# Supplied data:

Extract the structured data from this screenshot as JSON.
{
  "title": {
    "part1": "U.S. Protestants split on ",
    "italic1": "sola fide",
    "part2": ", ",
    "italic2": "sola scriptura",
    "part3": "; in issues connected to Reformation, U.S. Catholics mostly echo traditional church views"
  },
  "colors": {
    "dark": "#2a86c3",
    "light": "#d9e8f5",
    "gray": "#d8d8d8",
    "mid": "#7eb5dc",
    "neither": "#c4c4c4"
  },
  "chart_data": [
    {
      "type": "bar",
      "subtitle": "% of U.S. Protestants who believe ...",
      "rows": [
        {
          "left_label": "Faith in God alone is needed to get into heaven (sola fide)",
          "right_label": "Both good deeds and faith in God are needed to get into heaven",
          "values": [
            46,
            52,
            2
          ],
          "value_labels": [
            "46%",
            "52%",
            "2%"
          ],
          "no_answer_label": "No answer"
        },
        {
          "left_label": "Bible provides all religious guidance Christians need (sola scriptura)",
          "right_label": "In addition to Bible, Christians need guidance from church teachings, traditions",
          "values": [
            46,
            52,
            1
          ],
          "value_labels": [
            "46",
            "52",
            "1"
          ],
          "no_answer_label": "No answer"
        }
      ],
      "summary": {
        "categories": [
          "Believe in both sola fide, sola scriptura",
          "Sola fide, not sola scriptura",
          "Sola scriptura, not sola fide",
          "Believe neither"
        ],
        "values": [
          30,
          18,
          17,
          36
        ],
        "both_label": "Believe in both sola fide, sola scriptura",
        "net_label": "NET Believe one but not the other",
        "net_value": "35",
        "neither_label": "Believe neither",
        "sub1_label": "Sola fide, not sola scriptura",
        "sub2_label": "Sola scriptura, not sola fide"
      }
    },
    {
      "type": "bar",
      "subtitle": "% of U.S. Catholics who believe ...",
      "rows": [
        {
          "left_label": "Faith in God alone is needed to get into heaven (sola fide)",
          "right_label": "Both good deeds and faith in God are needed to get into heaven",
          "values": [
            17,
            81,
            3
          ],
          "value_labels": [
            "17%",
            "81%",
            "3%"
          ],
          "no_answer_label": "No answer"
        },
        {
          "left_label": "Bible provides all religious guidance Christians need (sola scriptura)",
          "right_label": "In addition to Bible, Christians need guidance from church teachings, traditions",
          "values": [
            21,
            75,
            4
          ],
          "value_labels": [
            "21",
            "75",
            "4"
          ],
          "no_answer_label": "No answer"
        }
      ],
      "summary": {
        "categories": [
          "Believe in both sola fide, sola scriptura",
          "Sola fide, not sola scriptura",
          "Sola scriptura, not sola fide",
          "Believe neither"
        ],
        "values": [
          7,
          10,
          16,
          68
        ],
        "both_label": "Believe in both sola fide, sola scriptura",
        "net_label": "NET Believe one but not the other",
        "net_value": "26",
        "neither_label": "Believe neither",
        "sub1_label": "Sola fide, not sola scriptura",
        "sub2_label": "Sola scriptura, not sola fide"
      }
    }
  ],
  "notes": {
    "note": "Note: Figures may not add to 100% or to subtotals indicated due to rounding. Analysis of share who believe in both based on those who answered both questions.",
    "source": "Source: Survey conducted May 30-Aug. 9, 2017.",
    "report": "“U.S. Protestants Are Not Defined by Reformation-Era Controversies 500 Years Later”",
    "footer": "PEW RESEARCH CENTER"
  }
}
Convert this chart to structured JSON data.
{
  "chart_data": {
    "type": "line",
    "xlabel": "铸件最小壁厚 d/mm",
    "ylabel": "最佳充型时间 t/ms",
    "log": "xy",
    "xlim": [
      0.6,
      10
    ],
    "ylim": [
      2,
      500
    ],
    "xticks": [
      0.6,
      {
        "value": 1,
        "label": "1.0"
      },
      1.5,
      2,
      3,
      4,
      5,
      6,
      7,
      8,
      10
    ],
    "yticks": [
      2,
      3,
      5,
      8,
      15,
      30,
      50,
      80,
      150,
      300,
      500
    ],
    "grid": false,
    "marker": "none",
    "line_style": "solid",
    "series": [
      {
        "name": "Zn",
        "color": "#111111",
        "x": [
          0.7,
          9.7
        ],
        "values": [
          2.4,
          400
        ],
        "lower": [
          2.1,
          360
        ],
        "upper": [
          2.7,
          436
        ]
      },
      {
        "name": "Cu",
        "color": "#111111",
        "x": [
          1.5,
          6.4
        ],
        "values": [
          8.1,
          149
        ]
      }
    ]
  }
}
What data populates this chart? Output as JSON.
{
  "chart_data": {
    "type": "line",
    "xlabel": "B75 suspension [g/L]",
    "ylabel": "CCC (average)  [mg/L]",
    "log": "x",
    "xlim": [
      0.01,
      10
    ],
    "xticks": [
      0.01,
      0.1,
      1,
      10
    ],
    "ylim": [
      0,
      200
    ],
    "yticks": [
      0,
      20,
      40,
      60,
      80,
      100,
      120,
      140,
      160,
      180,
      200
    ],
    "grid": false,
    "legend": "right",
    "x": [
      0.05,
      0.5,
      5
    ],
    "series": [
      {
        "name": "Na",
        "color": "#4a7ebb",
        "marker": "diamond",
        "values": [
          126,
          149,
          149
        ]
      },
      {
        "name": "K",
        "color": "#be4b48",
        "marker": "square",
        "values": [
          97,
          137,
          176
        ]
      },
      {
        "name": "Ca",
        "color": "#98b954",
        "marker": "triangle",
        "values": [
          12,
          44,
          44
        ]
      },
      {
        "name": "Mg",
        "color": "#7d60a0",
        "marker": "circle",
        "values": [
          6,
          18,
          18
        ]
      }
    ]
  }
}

# Set exercise:
Go through the material above and copy each line that has the word "this".

# Exercise response:
Extract the structured data from this screenshot as JSON.
Convert this chart to structured JSON data.
What data populates this chart? Output as JSON.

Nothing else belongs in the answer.